-- start PROVIDED TEXT --
For Page, the lack of context extends to many institutions of higher learning. As part of a public engagement art project in 2019, which she designed with fellow MECA&D student Alejandra Cuadra, the women posted large pads and pens in the cafeteria that posed questions about issues students faced and asked for ways the school might remedy them. The pads quickly filled up with worries about food insecurity, housing insecurity, lack of support for BIPOC students and other concerns.
Eventually, after some difficult conversations between the students and the institution, Resilience Week was created. A series of events, lectures and exhibitions, it now puts the issues of racial equity in the arts front and center for students.
Change in the air
Since most of Maine’s art institutions and galleries are run by white people, it’s understandable why Black and brown artists might be reticent to believe much will truly shift. Certainly, the available data is not encouraging.
In 2018, the Andrew W. Mellon Foundation, the American Alliance of Museums and the Association of Art Museum Directors undertook a national survey. Among the findings was that 35 percent of museum staff were people of color, compared with 26 percent in 2015. However, those positions were mainly in curatorial and education departments. Non-white curators represented 16 percent of curators overall, but only 4 percent of those (21 positions total) were filled by Black professionals.
-- end PROVIDED TEXT --
-- start GIVEN RECORDS --
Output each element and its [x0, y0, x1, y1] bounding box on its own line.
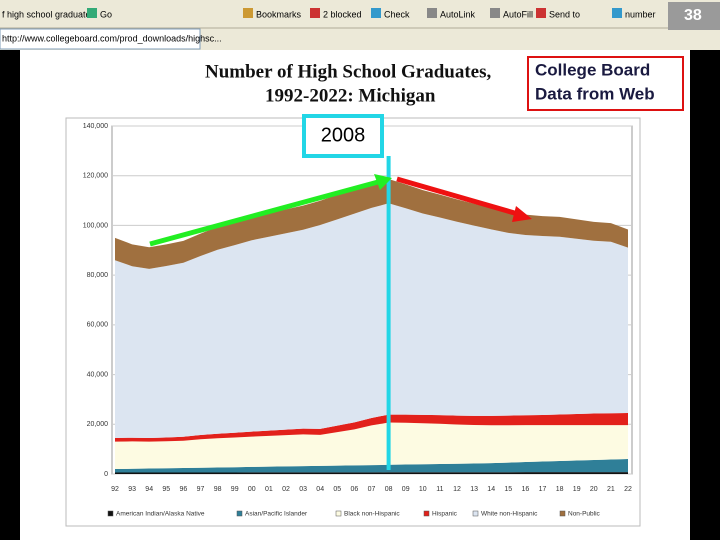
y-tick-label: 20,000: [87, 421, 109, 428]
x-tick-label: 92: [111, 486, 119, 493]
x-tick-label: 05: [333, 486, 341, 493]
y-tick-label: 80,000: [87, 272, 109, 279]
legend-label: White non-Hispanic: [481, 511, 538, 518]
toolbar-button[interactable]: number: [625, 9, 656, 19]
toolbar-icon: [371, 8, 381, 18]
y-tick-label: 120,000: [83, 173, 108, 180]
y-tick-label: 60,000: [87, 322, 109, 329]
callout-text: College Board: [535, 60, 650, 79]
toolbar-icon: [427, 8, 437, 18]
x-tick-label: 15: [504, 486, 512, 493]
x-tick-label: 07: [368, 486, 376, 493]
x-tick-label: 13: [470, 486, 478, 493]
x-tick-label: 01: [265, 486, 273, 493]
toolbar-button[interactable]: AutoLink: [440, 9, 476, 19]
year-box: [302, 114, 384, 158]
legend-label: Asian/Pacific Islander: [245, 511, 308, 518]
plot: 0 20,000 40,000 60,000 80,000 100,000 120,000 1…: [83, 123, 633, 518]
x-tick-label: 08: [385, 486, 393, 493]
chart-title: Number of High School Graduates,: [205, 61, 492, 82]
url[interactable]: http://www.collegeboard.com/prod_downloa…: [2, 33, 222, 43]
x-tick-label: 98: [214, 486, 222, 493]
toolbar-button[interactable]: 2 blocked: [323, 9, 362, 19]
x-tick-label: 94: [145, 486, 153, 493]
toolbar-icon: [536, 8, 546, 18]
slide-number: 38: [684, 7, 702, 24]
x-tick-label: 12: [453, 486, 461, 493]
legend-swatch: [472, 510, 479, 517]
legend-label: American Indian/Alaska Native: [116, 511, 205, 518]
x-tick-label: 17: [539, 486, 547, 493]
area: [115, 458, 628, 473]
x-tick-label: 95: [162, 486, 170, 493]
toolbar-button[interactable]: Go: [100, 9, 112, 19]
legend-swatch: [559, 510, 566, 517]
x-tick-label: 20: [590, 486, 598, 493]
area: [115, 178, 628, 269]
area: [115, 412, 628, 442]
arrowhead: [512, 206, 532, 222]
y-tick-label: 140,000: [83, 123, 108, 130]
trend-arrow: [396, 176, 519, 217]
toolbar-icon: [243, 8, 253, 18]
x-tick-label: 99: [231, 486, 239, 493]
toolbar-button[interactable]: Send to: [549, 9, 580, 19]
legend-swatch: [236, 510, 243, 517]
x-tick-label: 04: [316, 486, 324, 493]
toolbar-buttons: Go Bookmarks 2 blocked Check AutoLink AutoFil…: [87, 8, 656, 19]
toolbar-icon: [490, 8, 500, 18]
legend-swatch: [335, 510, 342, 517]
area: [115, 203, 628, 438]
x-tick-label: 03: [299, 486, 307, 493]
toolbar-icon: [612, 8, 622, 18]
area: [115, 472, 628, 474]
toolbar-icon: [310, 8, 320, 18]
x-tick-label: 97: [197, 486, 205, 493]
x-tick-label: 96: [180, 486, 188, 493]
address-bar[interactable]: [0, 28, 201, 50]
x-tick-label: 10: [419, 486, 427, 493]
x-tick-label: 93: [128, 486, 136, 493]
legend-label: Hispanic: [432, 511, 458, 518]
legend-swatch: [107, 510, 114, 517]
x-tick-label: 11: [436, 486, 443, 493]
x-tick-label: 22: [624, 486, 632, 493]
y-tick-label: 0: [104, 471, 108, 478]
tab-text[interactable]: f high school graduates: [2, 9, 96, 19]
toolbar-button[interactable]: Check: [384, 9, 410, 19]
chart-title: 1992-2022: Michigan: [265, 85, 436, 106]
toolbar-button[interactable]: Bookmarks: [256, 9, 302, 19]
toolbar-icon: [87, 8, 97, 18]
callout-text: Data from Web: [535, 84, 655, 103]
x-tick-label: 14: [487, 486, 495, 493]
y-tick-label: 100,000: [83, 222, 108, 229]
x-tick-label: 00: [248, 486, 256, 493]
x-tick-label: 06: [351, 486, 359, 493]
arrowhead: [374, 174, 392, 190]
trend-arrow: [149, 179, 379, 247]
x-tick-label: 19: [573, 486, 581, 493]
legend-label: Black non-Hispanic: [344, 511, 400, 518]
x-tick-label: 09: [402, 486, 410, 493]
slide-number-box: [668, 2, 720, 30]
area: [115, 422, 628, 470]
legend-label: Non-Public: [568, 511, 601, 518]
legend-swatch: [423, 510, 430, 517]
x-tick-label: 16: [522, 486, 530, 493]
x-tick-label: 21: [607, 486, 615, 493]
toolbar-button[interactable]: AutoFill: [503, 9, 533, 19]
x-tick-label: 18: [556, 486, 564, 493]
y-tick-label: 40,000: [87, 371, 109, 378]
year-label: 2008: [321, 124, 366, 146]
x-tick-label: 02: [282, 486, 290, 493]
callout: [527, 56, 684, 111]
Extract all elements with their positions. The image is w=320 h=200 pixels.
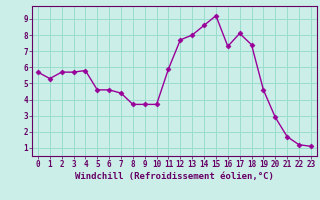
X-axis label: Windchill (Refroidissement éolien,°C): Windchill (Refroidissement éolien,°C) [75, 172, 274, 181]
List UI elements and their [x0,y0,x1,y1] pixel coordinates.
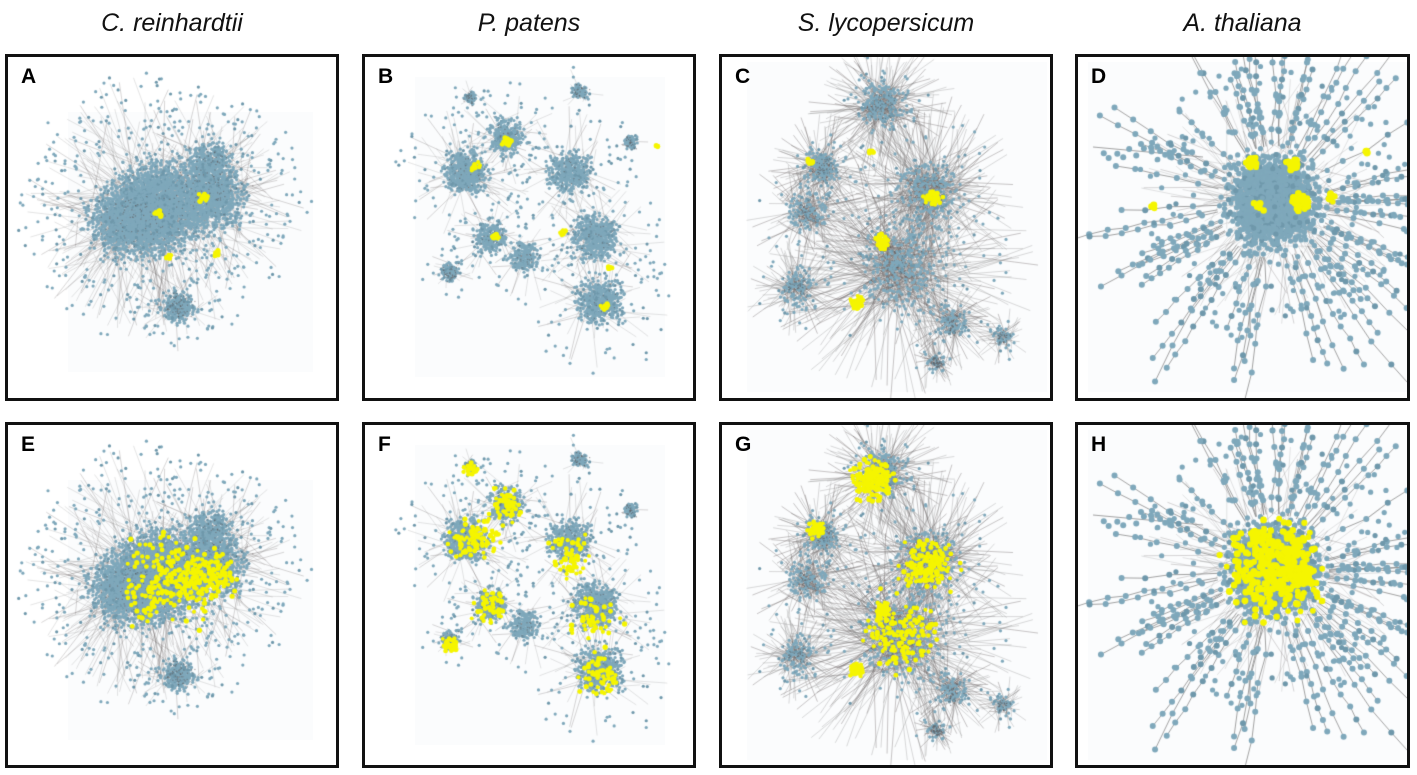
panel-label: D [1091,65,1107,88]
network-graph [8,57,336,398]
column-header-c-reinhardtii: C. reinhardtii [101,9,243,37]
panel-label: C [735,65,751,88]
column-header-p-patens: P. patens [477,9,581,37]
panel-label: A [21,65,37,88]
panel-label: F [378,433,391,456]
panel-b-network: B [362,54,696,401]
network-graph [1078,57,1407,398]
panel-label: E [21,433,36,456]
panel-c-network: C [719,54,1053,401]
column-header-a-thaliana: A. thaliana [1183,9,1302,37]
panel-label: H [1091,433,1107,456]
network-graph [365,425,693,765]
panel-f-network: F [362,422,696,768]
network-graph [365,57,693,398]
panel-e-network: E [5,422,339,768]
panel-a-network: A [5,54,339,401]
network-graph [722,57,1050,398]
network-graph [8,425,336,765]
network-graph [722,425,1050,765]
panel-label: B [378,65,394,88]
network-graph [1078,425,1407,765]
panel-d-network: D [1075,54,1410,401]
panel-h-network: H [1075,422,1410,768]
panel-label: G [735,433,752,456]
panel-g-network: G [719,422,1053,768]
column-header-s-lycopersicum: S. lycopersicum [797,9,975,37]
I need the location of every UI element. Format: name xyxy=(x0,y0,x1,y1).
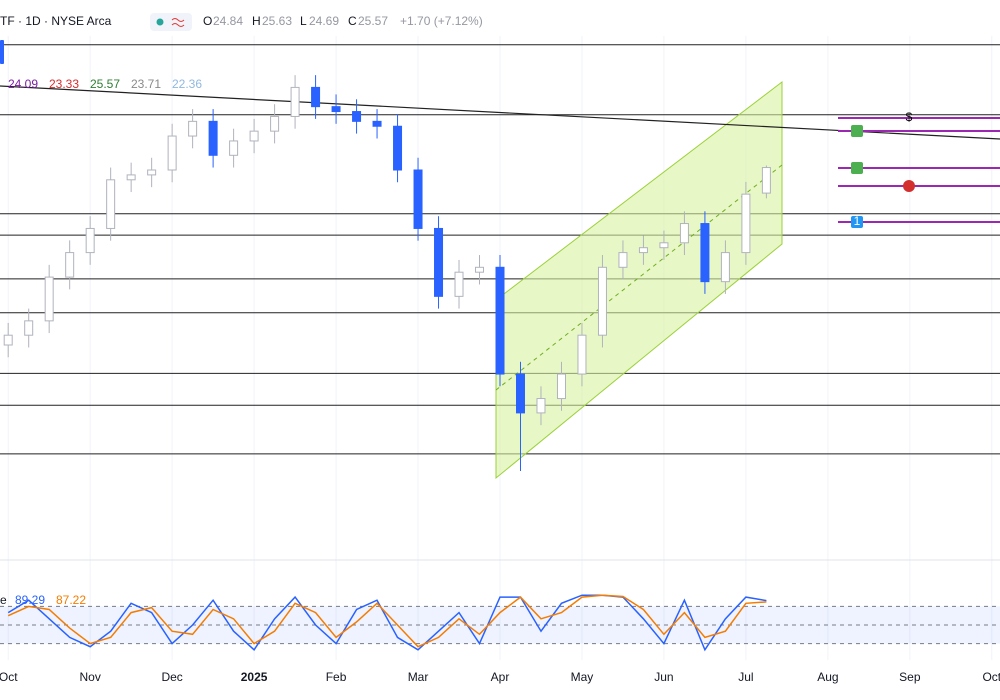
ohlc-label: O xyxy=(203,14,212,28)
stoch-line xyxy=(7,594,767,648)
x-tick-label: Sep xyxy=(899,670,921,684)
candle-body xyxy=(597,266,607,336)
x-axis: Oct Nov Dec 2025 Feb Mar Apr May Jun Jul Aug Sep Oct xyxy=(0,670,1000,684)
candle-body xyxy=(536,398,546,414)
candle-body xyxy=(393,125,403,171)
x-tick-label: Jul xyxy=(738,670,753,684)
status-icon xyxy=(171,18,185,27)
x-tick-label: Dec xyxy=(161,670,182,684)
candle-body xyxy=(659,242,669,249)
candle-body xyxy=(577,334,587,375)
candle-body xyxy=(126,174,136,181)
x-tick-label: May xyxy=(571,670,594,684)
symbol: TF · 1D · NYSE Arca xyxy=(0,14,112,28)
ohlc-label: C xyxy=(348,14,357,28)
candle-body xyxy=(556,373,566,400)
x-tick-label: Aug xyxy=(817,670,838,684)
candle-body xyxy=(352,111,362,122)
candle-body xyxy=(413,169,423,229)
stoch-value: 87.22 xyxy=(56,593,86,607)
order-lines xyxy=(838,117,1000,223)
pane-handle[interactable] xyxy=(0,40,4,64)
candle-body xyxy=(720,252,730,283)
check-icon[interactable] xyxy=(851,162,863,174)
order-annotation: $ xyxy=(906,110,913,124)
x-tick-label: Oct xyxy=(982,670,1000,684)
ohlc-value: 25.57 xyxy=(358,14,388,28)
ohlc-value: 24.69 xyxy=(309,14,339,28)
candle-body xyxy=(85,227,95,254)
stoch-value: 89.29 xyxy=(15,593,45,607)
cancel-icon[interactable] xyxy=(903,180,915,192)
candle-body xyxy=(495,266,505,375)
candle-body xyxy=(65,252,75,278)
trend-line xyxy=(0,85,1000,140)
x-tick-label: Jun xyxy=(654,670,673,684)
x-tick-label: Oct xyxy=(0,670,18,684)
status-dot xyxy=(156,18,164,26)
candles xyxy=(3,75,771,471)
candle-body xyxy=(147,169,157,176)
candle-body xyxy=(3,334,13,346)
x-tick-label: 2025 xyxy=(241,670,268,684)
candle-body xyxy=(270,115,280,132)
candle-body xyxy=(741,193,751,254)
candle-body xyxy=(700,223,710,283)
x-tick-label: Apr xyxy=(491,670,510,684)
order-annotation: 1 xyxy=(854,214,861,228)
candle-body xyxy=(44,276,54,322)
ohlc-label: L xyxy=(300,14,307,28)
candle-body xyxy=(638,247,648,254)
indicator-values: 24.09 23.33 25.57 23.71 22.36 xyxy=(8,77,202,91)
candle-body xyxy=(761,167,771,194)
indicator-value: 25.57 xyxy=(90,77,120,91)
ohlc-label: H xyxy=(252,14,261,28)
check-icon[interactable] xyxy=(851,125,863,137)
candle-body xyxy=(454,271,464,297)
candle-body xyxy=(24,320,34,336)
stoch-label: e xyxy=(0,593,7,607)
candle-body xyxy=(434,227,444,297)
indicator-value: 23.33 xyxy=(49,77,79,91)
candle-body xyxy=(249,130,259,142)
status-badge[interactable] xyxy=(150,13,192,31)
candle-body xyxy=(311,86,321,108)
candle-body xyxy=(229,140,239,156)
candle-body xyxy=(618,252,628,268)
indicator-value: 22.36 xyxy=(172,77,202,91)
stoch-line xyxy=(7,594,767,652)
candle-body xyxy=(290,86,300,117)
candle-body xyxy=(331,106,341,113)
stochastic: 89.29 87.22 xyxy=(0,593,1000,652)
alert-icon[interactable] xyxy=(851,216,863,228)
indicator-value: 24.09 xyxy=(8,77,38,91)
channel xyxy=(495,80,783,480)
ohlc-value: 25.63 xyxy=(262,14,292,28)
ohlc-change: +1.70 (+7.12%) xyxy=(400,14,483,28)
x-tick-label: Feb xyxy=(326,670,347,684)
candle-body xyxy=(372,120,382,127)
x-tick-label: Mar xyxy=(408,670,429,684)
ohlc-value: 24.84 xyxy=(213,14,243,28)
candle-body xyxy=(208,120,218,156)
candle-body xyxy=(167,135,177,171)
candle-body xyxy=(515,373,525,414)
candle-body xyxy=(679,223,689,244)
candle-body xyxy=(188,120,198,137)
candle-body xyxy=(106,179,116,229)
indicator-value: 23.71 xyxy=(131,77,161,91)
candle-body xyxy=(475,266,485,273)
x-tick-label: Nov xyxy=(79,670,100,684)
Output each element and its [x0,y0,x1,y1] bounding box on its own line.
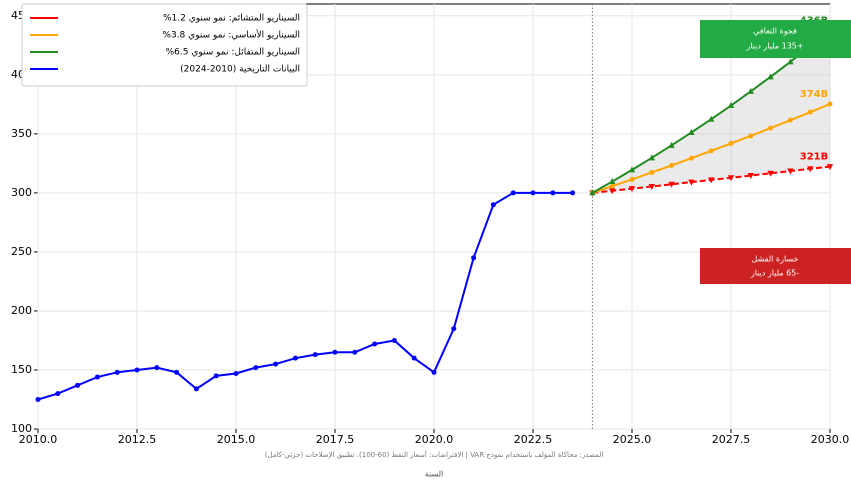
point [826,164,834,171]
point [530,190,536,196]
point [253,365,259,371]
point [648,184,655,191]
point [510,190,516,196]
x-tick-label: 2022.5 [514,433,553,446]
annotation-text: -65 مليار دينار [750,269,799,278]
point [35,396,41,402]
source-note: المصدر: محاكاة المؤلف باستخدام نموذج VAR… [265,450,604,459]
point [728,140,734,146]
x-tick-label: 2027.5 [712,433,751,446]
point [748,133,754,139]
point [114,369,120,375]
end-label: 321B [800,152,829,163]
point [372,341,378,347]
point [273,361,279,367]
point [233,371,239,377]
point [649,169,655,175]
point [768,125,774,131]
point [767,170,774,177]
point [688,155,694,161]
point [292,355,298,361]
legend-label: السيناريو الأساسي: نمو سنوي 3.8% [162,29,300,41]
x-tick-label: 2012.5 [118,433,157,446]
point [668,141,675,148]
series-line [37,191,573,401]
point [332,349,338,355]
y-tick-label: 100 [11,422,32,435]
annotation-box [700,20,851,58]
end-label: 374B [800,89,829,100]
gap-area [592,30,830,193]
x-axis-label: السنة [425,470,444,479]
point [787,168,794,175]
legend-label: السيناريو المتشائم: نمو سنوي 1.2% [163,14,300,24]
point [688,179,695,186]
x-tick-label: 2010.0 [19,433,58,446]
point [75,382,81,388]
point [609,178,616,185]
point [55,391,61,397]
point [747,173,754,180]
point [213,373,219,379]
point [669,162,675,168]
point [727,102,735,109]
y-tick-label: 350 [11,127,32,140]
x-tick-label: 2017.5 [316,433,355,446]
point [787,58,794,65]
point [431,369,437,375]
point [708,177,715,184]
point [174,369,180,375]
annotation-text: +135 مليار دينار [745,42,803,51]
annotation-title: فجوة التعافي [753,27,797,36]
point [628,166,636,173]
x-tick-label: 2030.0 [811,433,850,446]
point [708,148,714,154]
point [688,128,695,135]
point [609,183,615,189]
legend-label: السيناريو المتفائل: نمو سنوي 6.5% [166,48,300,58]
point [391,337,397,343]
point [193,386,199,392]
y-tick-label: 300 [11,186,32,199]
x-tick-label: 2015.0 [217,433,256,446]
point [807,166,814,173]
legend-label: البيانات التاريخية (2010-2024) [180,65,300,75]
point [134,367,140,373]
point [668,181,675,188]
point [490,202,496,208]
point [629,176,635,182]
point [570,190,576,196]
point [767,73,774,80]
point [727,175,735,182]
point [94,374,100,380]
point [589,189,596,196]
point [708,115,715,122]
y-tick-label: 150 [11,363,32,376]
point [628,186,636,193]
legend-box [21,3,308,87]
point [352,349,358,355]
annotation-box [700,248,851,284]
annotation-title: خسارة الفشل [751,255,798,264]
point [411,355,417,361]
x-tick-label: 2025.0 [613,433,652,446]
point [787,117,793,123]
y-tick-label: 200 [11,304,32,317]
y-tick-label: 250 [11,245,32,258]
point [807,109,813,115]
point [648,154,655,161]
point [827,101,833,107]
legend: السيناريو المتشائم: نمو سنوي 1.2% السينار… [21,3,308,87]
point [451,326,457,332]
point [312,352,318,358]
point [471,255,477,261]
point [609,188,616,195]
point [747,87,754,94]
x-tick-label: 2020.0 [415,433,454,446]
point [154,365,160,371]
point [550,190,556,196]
-- end GIVEN RECORDS --
*AIM:* Summarize the text on racial equity in the arts in exactly three sentences.

*RESPONSE TO THE EXERCISE:* In 2019, Page and fellow MECA&D student Alejandra Cuadra ran a public engagement art project in which cafeteria pads asking about students' problems filled with worries about food insecurity, housing insecurity and a lack of support for BIPOC students. After difficult conversations between the students and the institution, Resilience Week was created, a series of events, lectures and exhibitions that puts racial equity in the arts front and center for students. A 2018 national survey found that 35 percent of museum staff were people of color, up from 26 percent in 2015, though mainly in curatorial and education departments, and that non-white curators made up 16 percent of curators overall.